• PROBLEM TO WORK ON: Emit the entire listing verbatim.
##### EXERCISE INPUT
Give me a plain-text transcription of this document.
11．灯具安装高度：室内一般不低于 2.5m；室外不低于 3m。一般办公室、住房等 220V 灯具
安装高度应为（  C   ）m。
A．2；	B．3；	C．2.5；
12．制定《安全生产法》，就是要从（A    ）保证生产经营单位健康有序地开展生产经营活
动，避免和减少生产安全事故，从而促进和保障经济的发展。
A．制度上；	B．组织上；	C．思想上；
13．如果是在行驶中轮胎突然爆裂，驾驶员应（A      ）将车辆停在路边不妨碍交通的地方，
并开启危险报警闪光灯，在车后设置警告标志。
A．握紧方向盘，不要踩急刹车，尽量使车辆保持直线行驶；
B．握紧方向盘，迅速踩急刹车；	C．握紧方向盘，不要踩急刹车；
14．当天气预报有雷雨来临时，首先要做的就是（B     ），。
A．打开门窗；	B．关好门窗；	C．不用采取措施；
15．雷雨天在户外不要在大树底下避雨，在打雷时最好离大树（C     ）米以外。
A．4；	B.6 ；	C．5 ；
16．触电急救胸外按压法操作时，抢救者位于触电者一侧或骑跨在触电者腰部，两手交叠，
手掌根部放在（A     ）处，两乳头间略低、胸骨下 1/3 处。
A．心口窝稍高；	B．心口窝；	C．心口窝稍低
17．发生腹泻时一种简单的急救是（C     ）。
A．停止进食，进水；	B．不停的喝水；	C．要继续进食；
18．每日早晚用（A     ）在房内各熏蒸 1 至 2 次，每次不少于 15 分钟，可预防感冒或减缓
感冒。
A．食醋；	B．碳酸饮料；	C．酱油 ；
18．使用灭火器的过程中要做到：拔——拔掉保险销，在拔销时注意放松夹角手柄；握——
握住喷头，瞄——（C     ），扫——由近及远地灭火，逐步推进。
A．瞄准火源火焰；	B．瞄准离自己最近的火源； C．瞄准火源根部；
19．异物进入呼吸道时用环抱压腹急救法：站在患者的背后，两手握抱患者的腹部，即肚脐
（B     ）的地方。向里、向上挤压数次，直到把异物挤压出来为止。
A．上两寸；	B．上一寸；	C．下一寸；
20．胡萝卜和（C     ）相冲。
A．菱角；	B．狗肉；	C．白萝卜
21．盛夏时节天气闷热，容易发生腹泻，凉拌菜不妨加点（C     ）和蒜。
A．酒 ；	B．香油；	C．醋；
##########
• RIGHT ANSWER:
Give me a plain-text transcription of this document.
11．灯具安装高度：室内一般不低于 2.5m；室外不低于 3m。一般办公室、住房等 220V 灯具
安装高度应为（  C   ）m。
A．2；	B．3；	C．2.5；
12．制定《安全生产法》，就是要从（A    ）保证生产经营单位健康有序地开展生产经营活
动，避免和减少生产安全事故，从而促进和保障经济的发展。
A．制度上；	B．组织上；	C．思想上；
13．如果是在行驶中轮胎突然爆裂，驾驶员应（A      ）将车辆停在路边不妨碍交通的地方，
并开启危险报警闪光灯，在车后设置警告标志。
A．握紧方向盘，不要踩急刹车，尽量使车辆保持直线行驶；
B．握紧方向盘，迅速踩急刹车；	C．握紧方向盘，不要踩急刹车；
14．当天气预报有雷雨来临时，首先要做的就是（B     ），。
A．打开门窗；	B．关好门窗；	C．不用采取措施；
15．雷雨天在户外不要在大树底下避雨，在打雷时最好离大树（C     ）米以外。
A．4；	B.6 ；	C．5 ；
16．触电急救胸外按压法操作时，抢救者位于触电者一侧或骑跨在触电者腰部，两手交叠，
手掌根部放在（A     ）处，两乳头间略低、胸骨下 1/3 处。
A．心口窝稍高；	B．心口窝；	C．心口窝稍低
17．发生腹泻时一种简单的急救是（C     ）。
A．停止进食，进水；	B．不停的喝水；	C．要继续进食；
18．每日早晚用（A     ）在房内各熏蒸 1 至 2 次，每次不少于 15 分钟，可预防感冒或减缓
感冒。
A．食醋；	B．碳酸饮料；	C．酱油 ；
18．使用灭火器的过程中要做到：拔——拔掉保险销，在拔销时注意放松夹角手柄；握——
握住喷头，瞄——（C     ），扫——由近及远地灭火，逐步推进。
A．瞄准火源火焰；	B．瞄准离自己最近的火源； C．瞄准火源根部；
19．异物进入呼吸道时用环抱压腹急救法：站在患者的背后，两手握抱患者的腹部，即肚脐
（B     ）的地方。向里、向上挤压数次，直到把异物挤压出来为止。
A．上两寸；	B．上一寸；	C．下一寸；
20．胡萝卜和（C     ）相冲。
A．菱角；	B．狗肉；	C．白萝卜
21．盛夏时节天气闷热，容易发生腹泻，凉拌菜不妨加点（C     ）和蒜。
A．酒 ；	B．香油；	C．醋；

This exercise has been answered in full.